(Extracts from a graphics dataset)
=-=-=

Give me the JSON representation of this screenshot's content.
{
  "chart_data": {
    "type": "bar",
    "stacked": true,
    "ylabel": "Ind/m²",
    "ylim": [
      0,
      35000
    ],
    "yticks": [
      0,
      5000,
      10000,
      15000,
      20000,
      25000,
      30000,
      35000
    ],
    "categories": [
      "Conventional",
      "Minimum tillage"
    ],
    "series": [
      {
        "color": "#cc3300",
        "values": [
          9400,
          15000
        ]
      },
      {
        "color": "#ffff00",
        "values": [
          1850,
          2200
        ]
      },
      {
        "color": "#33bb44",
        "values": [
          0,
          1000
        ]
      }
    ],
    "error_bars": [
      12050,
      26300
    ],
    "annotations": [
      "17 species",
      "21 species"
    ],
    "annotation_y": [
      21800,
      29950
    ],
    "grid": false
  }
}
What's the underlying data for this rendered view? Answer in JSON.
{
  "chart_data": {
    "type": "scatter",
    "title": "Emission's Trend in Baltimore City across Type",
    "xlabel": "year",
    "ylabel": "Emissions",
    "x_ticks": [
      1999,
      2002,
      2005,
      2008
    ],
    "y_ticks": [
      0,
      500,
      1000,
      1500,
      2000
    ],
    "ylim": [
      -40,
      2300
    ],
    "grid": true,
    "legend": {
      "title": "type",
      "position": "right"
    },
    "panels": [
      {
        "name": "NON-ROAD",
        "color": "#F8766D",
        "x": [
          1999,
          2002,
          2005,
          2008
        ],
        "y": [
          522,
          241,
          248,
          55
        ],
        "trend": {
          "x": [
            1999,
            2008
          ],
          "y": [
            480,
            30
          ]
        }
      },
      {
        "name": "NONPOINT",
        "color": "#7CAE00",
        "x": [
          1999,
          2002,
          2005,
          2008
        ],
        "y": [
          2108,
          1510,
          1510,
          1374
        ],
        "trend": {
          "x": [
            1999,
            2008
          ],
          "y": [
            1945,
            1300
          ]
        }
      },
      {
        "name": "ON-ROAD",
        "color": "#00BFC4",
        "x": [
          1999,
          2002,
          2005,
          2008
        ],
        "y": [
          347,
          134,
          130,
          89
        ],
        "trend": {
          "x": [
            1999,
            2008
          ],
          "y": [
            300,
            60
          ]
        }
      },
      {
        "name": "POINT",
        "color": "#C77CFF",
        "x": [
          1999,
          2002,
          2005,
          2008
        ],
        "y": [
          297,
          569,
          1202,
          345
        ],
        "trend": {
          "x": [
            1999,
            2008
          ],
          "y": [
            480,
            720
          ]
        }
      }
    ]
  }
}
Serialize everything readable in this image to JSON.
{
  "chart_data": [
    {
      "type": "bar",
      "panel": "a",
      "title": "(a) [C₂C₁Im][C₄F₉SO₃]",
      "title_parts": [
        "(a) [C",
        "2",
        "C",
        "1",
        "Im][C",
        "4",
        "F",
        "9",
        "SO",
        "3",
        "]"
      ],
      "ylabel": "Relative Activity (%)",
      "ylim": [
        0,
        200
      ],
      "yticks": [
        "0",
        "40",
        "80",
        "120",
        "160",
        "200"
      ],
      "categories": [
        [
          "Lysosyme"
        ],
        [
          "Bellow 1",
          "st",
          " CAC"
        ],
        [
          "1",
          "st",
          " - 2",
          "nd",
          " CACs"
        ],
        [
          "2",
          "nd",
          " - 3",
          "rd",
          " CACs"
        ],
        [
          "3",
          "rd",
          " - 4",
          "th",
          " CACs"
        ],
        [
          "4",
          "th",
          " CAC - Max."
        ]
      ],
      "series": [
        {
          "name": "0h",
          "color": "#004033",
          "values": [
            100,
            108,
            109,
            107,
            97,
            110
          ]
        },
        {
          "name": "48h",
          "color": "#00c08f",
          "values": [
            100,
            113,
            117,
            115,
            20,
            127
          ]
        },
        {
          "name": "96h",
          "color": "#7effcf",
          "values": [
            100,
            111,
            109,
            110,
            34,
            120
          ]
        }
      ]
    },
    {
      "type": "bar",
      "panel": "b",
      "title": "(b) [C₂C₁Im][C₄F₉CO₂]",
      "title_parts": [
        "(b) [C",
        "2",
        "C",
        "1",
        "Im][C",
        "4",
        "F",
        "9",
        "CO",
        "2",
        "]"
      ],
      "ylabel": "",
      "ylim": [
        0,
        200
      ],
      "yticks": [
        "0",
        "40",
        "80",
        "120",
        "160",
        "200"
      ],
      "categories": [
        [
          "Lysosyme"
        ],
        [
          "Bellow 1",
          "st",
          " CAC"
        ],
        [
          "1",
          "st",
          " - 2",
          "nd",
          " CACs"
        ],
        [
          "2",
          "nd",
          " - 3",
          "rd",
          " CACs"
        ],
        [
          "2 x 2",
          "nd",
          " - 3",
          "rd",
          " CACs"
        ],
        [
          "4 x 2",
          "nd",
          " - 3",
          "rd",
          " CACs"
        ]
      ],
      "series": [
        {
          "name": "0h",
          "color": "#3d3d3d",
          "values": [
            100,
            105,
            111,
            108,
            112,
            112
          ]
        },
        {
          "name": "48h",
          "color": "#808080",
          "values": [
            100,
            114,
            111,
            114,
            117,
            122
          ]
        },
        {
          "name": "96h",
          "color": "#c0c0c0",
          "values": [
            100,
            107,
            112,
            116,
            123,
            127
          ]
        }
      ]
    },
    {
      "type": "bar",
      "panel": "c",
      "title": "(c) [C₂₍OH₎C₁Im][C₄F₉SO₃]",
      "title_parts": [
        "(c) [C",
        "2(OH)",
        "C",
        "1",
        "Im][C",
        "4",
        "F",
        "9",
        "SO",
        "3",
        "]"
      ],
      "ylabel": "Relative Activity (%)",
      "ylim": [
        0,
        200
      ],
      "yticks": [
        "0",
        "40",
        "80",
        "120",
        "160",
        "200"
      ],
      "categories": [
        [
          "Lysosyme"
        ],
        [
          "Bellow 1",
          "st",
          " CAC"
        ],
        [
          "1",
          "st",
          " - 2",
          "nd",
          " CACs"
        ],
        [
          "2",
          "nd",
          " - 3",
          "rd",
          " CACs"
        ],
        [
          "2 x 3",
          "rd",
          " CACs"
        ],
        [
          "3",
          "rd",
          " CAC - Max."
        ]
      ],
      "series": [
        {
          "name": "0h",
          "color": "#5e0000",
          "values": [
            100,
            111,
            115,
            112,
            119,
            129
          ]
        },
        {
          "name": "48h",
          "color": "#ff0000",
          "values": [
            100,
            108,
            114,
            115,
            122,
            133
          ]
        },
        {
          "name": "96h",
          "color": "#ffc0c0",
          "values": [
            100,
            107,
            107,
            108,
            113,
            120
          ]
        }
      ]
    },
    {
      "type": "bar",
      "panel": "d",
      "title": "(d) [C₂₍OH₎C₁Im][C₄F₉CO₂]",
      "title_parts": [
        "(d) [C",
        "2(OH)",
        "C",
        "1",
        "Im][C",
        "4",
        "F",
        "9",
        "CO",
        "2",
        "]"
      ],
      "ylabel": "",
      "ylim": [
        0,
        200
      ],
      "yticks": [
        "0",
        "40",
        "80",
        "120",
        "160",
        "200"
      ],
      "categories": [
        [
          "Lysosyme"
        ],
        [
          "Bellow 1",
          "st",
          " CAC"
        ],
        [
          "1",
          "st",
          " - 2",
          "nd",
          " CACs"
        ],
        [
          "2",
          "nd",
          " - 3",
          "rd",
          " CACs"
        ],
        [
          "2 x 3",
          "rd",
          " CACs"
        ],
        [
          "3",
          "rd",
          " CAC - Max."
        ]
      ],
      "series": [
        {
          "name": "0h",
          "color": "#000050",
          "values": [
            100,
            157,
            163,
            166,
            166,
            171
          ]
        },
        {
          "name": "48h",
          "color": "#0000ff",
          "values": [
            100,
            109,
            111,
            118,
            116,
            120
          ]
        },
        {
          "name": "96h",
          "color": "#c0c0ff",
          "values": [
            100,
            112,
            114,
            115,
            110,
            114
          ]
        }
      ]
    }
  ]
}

=-=-=

Problem | From the entries above, extract each line containing "C₄F₉CO₂".

Answer to the problem |
      "title": "(b) [C₂C₁Im][C₄F₉CO₂]",
      "title": "(d) [C₂₍OH₎C₁Im][C₄F₉CO₂]",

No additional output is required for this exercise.